Directive: Answer with a single number, the count of lines holding the word "glandular".

Supplied information:
** begin **
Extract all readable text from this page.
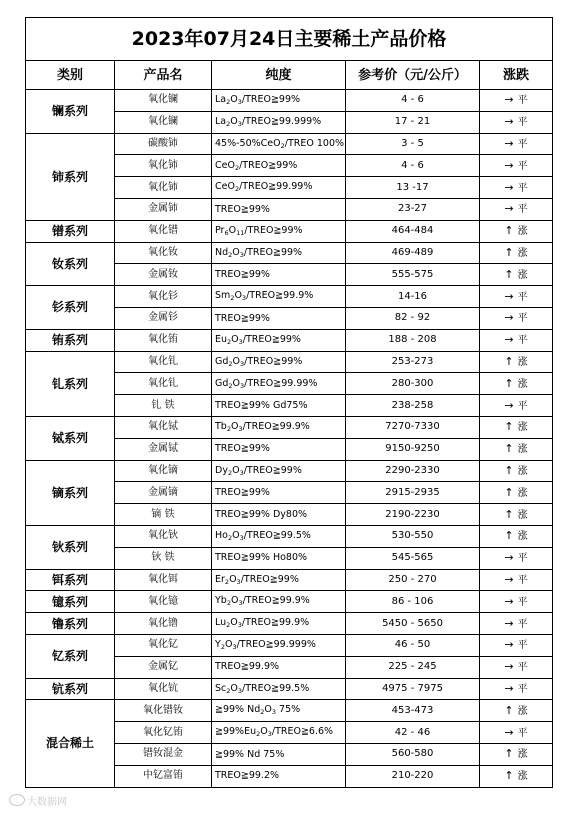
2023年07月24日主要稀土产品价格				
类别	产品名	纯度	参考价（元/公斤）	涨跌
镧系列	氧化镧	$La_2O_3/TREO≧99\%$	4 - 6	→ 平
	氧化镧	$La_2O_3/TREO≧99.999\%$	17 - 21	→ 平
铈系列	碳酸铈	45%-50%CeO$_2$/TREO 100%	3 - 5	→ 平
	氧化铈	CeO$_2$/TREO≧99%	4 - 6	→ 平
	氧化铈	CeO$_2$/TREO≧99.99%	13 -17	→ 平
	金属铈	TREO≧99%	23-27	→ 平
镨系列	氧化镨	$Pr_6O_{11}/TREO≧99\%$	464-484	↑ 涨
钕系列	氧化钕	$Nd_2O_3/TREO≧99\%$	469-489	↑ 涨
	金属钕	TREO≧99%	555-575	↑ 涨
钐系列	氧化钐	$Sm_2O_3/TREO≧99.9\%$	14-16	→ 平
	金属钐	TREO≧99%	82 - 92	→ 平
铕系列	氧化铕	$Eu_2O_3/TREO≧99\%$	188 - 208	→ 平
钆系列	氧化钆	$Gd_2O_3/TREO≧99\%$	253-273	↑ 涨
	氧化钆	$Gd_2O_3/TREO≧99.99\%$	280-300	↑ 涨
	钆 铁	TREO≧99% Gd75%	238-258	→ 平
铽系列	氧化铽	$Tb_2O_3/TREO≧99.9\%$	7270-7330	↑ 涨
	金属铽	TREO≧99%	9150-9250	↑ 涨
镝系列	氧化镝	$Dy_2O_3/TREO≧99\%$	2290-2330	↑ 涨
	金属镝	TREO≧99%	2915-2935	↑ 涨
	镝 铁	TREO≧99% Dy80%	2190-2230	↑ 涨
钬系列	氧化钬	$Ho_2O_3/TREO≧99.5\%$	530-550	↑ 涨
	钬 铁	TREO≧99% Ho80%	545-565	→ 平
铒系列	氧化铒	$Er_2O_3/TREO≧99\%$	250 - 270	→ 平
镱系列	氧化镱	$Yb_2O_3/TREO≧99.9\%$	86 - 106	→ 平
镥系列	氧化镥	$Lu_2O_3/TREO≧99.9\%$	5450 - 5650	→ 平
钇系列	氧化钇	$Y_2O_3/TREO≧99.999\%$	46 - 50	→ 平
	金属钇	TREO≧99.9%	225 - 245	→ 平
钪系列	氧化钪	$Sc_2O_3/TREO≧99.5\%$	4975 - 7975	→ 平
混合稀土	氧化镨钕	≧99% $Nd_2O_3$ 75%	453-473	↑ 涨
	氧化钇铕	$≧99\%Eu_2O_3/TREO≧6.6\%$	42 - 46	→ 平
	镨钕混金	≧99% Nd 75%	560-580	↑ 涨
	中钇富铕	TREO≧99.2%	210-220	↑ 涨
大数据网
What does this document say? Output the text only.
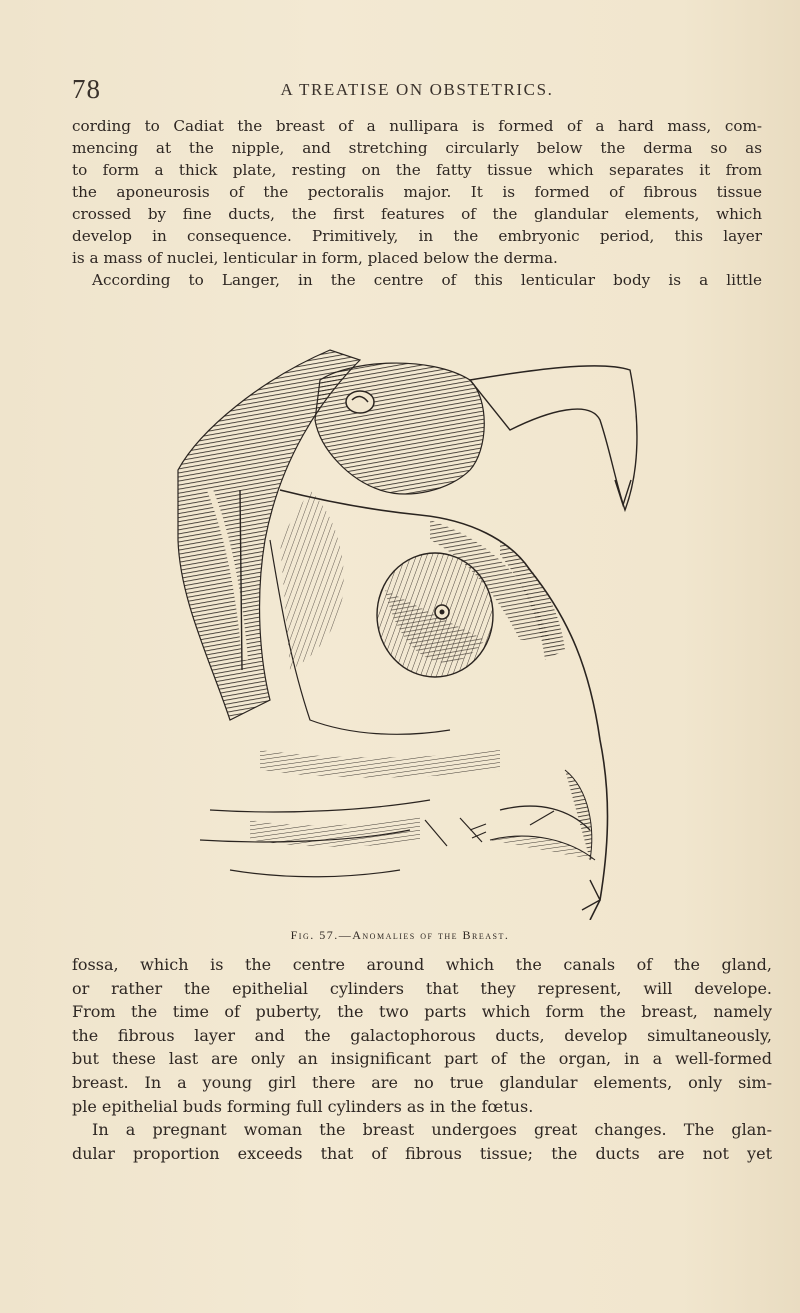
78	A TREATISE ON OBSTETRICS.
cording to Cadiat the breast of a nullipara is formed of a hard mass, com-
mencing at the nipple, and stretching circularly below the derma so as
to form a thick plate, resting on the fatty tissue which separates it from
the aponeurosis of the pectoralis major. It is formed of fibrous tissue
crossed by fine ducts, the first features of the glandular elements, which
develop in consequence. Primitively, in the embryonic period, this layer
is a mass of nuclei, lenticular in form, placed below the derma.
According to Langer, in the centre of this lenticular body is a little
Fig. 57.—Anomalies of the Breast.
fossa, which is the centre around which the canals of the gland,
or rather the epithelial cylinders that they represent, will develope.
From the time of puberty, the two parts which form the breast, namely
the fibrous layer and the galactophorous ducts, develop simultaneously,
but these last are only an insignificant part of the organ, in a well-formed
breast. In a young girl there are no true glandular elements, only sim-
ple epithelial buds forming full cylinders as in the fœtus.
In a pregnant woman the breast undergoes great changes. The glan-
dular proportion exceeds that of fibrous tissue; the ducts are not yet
** end **
Completed task: 2